Copy every line that mentions the word "color".
§ §
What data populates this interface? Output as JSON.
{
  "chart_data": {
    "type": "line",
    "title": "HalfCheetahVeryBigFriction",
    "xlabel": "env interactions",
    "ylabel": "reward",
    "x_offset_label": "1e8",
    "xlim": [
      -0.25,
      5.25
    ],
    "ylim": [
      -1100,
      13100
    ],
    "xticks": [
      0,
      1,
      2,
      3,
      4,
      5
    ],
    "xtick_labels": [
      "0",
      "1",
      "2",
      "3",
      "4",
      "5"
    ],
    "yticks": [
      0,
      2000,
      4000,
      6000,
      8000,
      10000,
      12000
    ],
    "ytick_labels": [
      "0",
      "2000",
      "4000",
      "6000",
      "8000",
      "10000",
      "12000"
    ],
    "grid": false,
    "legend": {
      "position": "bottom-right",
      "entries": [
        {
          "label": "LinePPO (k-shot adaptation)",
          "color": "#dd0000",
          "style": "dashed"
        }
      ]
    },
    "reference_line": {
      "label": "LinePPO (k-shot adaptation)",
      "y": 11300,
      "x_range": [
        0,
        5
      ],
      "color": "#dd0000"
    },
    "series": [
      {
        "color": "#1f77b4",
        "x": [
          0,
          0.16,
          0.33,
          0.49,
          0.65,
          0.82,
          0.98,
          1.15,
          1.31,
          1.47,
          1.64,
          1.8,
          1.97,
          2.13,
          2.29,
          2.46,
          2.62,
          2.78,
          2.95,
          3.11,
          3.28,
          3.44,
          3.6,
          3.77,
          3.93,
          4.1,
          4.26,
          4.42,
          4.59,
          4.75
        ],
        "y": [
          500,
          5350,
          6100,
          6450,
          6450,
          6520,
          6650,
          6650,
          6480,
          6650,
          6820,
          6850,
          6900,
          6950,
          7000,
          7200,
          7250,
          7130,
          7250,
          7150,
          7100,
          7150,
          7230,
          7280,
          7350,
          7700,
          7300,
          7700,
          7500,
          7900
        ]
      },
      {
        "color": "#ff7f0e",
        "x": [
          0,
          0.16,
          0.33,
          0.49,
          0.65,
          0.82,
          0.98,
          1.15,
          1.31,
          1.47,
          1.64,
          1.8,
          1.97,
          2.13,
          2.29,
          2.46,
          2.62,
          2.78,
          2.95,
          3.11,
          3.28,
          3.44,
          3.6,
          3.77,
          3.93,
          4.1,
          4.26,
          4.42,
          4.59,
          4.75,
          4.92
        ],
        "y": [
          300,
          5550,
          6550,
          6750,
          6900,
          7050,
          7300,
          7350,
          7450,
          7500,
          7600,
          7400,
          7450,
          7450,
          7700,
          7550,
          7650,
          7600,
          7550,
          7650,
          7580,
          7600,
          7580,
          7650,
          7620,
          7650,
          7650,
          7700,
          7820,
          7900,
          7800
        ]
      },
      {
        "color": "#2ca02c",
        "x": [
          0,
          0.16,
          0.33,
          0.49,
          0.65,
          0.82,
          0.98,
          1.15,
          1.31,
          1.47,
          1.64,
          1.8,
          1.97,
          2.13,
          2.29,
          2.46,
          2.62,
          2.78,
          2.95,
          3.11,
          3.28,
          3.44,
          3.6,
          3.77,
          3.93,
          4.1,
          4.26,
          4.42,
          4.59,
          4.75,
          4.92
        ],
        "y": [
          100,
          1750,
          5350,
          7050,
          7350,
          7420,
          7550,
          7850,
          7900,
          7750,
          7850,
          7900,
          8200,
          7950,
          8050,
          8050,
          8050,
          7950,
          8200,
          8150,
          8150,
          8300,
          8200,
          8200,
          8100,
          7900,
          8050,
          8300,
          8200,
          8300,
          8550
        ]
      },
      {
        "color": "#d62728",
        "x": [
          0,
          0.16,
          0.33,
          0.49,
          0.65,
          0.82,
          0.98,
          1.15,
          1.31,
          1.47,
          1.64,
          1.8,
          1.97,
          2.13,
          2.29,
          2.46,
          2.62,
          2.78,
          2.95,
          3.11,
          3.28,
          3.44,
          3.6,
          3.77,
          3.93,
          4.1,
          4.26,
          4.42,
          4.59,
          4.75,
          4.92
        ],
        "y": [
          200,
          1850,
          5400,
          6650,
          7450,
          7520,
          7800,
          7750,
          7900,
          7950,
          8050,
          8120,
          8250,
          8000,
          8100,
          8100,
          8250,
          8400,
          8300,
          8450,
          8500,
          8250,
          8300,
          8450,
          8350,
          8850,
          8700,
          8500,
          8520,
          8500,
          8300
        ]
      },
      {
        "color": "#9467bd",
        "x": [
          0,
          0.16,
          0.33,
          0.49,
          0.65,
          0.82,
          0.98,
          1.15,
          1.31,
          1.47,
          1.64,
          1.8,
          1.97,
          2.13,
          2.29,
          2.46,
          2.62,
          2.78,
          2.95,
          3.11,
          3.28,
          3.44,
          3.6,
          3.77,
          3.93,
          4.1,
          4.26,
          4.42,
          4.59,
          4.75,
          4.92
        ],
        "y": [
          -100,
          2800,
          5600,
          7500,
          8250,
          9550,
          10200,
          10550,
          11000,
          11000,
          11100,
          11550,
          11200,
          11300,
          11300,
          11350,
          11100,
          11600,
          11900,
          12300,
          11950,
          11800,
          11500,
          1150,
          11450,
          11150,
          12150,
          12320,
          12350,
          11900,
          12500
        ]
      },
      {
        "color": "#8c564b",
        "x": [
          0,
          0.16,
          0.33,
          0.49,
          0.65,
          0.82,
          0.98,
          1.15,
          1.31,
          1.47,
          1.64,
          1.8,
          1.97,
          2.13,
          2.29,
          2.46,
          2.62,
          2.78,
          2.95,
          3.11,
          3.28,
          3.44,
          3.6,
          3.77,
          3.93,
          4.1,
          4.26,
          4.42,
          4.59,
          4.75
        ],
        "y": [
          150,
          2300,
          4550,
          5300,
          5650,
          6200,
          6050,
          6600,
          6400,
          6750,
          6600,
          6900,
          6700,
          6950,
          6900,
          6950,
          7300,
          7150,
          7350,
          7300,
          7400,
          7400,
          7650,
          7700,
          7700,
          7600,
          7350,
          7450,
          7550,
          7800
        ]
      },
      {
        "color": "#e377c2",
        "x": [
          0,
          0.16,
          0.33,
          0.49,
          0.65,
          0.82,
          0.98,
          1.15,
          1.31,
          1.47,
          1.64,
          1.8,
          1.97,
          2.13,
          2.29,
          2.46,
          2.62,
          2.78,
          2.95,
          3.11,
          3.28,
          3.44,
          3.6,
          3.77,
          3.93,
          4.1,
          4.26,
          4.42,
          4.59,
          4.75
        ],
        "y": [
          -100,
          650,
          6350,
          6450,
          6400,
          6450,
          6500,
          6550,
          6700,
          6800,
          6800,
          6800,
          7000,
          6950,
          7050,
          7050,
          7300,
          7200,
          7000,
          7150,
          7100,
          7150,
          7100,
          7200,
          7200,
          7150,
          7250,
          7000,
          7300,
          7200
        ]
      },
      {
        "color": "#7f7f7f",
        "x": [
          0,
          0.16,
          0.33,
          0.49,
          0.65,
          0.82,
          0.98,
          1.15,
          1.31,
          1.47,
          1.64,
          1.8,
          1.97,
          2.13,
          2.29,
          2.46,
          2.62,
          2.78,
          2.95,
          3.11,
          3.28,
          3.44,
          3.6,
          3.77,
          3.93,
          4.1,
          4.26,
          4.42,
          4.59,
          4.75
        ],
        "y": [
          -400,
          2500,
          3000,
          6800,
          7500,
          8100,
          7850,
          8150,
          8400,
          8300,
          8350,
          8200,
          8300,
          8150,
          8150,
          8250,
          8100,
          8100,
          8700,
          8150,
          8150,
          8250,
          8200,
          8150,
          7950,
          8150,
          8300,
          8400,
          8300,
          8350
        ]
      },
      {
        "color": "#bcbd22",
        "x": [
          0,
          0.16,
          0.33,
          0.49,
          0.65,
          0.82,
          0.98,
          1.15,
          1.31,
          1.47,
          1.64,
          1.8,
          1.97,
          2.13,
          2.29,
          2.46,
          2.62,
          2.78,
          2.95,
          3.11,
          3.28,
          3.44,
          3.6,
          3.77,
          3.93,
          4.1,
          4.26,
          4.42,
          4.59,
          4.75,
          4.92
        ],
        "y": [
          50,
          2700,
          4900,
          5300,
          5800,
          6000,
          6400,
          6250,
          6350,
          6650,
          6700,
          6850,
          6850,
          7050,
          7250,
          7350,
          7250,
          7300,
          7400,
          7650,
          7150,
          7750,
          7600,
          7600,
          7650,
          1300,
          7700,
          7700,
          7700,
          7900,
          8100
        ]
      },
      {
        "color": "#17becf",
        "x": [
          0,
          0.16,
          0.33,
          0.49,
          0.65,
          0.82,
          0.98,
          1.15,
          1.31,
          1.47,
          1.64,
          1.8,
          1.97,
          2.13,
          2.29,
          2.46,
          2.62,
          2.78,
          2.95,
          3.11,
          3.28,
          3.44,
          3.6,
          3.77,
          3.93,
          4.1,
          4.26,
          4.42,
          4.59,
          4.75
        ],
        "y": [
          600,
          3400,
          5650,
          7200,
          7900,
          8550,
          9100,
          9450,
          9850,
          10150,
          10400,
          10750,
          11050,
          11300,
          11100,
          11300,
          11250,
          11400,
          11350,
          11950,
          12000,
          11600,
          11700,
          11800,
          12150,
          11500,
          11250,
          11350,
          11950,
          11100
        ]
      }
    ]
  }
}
§ §
ANSWER
          "color": "#dd0000",
      "color": "#dd0000"
        "color": "#1f77b4",
        "color": "#ff7f0e",
        "color": "#2ca02c",
        "color": "#d62728",
        "color": "#9467bd",
        "color": "#8c564b",
        "color": "#e377c2",
        "color": "#7f7f7f",
        "color": "#bcbd22",
        "color": "#17becf",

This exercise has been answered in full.